**YOUR OBJECTIVE**. The full listing should be duplicated word for word.

**PROVIDED ENTRIES**.
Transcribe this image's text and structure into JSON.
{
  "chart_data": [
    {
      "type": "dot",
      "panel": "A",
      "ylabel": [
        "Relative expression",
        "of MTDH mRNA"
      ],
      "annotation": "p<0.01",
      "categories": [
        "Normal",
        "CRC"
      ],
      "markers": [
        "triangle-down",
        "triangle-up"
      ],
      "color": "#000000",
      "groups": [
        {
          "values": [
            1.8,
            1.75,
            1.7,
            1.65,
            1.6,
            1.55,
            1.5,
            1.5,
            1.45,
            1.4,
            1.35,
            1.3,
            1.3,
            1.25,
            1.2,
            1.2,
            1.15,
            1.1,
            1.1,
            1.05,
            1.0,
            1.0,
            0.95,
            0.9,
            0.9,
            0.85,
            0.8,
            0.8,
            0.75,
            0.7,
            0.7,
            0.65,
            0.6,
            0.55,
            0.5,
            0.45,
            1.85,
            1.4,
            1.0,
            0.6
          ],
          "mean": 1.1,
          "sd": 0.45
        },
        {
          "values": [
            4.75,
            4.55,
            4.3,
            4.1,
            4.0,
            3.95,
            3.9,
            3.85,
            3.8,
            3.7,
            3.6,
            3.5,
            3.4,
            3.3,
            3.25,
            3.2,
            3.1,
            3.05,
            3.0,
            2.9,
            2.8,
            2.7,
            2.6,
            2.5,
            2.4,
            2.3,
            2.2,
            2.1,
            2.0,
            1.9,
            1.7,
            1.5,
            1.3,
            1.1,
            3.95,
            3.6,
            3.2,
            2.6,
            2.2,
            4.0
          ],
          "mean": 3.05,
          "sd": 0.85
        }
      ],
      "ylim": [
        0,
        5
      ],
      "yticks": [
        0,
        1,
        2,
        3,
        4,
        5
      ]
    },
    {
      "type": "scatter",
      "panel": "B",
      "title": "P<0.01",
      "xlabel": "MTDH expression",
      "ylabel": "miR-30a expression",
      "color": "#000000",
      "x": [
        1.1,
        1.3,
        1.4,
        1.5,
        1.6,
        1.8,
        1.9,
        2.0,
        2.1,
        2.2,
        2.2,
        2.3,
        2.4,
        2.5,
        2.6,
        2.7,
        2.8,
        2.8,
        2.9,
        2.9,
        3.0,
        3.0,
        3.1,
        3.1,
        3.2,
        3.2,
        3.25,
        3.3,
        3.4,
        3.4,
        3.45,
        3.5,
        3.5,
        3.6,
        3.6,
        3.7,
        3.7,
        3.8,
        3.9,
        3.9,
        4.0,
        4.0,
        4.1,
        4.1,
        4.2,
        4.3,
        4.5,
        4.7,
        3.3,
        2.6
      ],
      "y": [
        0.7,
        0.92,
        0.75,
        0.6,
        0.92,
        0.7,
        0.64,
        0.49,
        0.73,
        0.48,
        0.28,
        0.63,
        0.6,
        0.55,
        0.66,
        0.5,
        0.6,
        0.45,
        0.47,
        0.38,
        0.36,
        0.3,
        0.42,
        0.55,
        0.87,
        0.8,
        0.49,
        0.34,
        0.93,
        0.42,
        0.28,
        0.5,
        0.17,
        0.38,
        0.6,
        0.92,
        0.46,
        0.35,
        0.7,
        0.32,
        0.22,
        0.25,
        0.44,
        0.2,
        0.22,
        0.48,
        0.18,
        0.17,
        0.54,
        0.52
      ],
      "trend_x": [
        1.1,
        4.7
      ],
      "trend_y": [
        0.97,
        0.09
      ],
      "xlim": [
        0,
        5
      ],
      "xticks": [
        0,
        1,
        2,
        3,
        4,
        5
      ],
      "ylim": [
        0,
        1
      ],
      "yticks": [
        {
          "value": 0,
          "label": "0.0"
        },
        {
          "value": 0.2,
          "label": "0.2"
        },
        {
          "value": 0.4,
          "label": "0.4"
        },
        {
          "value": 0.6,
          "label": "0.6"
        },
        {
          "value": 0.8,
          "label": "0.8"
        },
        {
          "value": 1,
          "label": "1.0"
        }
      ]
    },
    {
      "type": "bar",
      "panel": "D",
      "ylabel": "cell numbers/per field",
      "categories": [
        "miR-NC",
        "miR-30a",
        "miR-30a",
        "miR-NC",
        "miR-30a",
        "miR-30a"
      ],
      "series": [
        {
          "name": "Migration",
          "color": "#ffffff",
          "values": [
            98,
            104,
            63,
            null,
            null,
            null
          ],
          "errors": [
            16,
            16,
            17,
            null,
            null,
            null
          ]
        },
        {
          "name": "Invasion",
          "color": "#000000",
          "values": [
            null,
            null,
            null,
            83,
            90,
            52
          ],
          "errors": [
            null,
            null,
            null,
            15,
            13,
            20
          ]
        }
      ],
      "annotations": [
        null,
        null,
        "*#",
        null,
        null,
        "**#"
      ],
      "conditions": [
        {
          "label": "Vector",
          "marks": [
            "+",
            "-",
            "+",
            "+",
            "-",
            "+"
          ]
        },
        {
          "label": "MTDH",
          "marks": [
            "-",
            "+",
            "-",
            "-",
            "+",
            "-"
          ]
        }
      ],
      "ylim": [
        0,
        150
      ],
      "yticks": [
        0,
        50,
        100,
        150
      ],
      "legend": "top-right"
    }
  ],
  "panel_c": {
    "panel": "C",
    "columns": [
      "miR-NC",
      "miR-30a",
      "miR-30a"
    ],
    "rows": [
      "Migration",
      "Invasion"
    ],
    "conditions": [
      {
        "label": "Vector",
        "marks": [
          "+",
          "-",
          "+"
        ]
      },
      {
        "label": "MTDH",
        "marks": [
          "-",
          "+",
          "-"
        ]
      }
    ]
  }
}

**RESPONSE AREA**.
Transcribe this image's text and structure into JSON.
{
  "chart_data": [
    {
      "type": "dot",
      "panel": "A",
      "ylabel": [
        "Relative expression",
        "of MTDH mRNA"
      ],
      "annotation": "p<0.01",
      "categories": [
        "Normal",
        "CRC"
      ],
      "markers": [
        "triangle-down",
        "triangle-up"
      ],
      "color": "#000000",
      "groups": [
        {
          "values": [
            1.8,
            1.75,
            1.7,
            1.65,
            1.6,
            1.55,
            1.5,
            1.5,
            1.45,
            1.4,
            1.35,
            1.3,
            1.3,
            1.25,
            1.2,
            1.2,
            1.15,
            1.1,
            1.1,
            1.05,
            1.0,
            1.0,
            0.95,
            0.9,
            0.9,
            0.85,
            0.8,
            0.8,
            0.75,
            0.7,
            0.7,
            0.65,
            0.6,
            0.55,
            0.5,
            0.45,
            1.85,
            1.4,
            1.0,
            0.6
          ],
          "mean": 1.1,
          "sd": 0.45
        },
        {
          "values": [
            4.75,
            4.55,
            4.3,
            4.1,
            4.0,
            3.95,
            3.9,
            3.85,
            3.8,
            3.7,
            3.6,
            3.5,
            3.4,
            3.3,
            3.25,
            3.2,
            3.1,
            3.05,
            3.0,
            2.9,
            2.8,
            2.7,
            2.6,
            2.5,
            2.4,
            2.3,
            2.2,
            2.1,
            2.0,
            1.9,
            1.7,
            1.5,
            1.3,
            1.1,
            3.95,
            3.6,
            3.2,
            2.6,
            2.2,
            4.0
          ],
          "mean": 3.05,
          "sd": 0.85
        }
      ],
      "ylim": [
        0,
        5
      ],
      "yticks": [
        0,
        1,
        2,
        3,
        4,
        5
      ]
    },
    {
      "type": "scatter",
      "panel": "B",
      "title": "P<0.01",
      "xlabel": "MTDH expression",
      "ylabel": "miR-30a expression",
      "color": "#000000",
      "x": [
        1.1,
        1.3,
        1.4,
        1.5,
        1.6,
        1.8,
        1.9,
        2.0,
        2.1,
        2.2,
        2.2,
        2.3,
        2.4,
        2.5,
        2.6,
        2.7,
        2.8,
        2.8,
        2.9,
        2.9,
        3.0,
        3.0,
        3.1,
        3.1,
        3.2,
        3.2,
        3.25,
        3.3,
        3.4,
        3.4,
        3.45,
        3.5,
        3.5,
        3.6,
        3.6,
        3.7,
        3.7,
        3.8,
        3.9,
        3.9,
        4.0,
        4.0,
        4.1,
        4.1,
        4.2,
        4.3,
        4.5,
        4.7,
        3.3,
        2.6
      ],
      "y": [
        0.7,
        0.92,
        0.75,
        0.6,
        0.92,
        0.7,
        0.64,
        0.49,
        0.73,
        0.48,
        0.28,
        0.63,
        0.6,
        0.55,
        0.66,
        0.5,
        0.6,
        0.45,
        0.47,
        0.38,
        0.36,
        0.3,
        0.42,
        0.55,
        0.87,
        0.8,
        0.49,
        0.34,
        0.93,
        0.42,
        0.28,
        0.5,
        0.17,
        0.38,
        0.6,
        0.92,
        0.46,
        0.35,
        0.7,
        0.32,
        0.22,
        0.25,
        0.44,
        0.2,
        0.22,
        0.48,
        0.18,
        0.17,
        0.54,
        0.52
      ],
      "trend_x": [
        1.1,
        4.7
      ],
      "trend_y": [
        0.97,
        0.09
      ],
      "xlim": [
        0,
        5
      ],
      "xticks": [
        0,
        1,
        2,
        3,
        4,
        5
      ],
      "ylim": [
        0,
        1
      ],
      "yticks": [
        {
          "value": 0,
          "label": "0.0"
        },
        {
          "value": 0.2,
          "label": "0.2"
        },
        {
          "value": 0.4,
          "label": "0.4"
        },
        {
          "value": 0.6,
          "label": "0.6"
        },
        {
          "value": 0.8,
          "label": "0.8"
        },
        {
          "value": 1,
          "label": "1.0"
        }
      ]
    },
    {
      "type": "bar",
      "panel": "D",
      "ylabel": "cell numbers/per field",
      "categories": [
        "miR-NC",
        "miR-30a",
        "miR-30a",
        "miR-NC",
        "miR-30a",
        "miR-30a"
      ],
      "series": [
        {
          "name": "Migration",
          "color": "#ffffff",
          "values": [
            98,
            104,
            63,
            null,
            null,
            null
          ],
          "errors": [
            16,
            16,
            17,
            null,
            null,
            null
          ]
        },
        {
          "name": "Invasion",
          "color": "#000000",
          "values": [
            null,
            null,
            null,
            83,
            90,
            52
          ],
          "errors": [
            null,
            null,
            null,
            15,
            13,
            20
          ]
        }
      ],
      "annotations": [
        null,
        null,
        "*#",
        null,
        null,
        "**#"
      ],
      "conditions": [
        {
          "label": "Vector",
          "marks": [
            "+",
            "-",
            "+",
            "+",
            "-",
            "+"
          ]
        },
        {
          "label": "MTDH",
          "marks": [
            "-",
            "+",
            "-",
            "-",
            "+",
            "-"
          ]
        }
      ],
      "ylim": [
        0,
        150
      ],
      "yticks": [
        0,
        50,
        100,
        150
      ],
      "legend": "top-right"
    }
  ],
  "panel_c": {
    "panel": "C",
    "columns": [
      "miR-NC",
      "miR-30a",
      "miR-30a"
    ],
    "rows": [
      "Migration",
      "Invasion"
    ],
    "conditions": [
      {
        "label": "Vector",
        "marks": [
          "+",
          "-",
          "+"
        ]
      },
      {
        "label": "MTDH",
        "marks": [
          "-",
          "+",
          "-"
        ]
      }
    ]
  }
}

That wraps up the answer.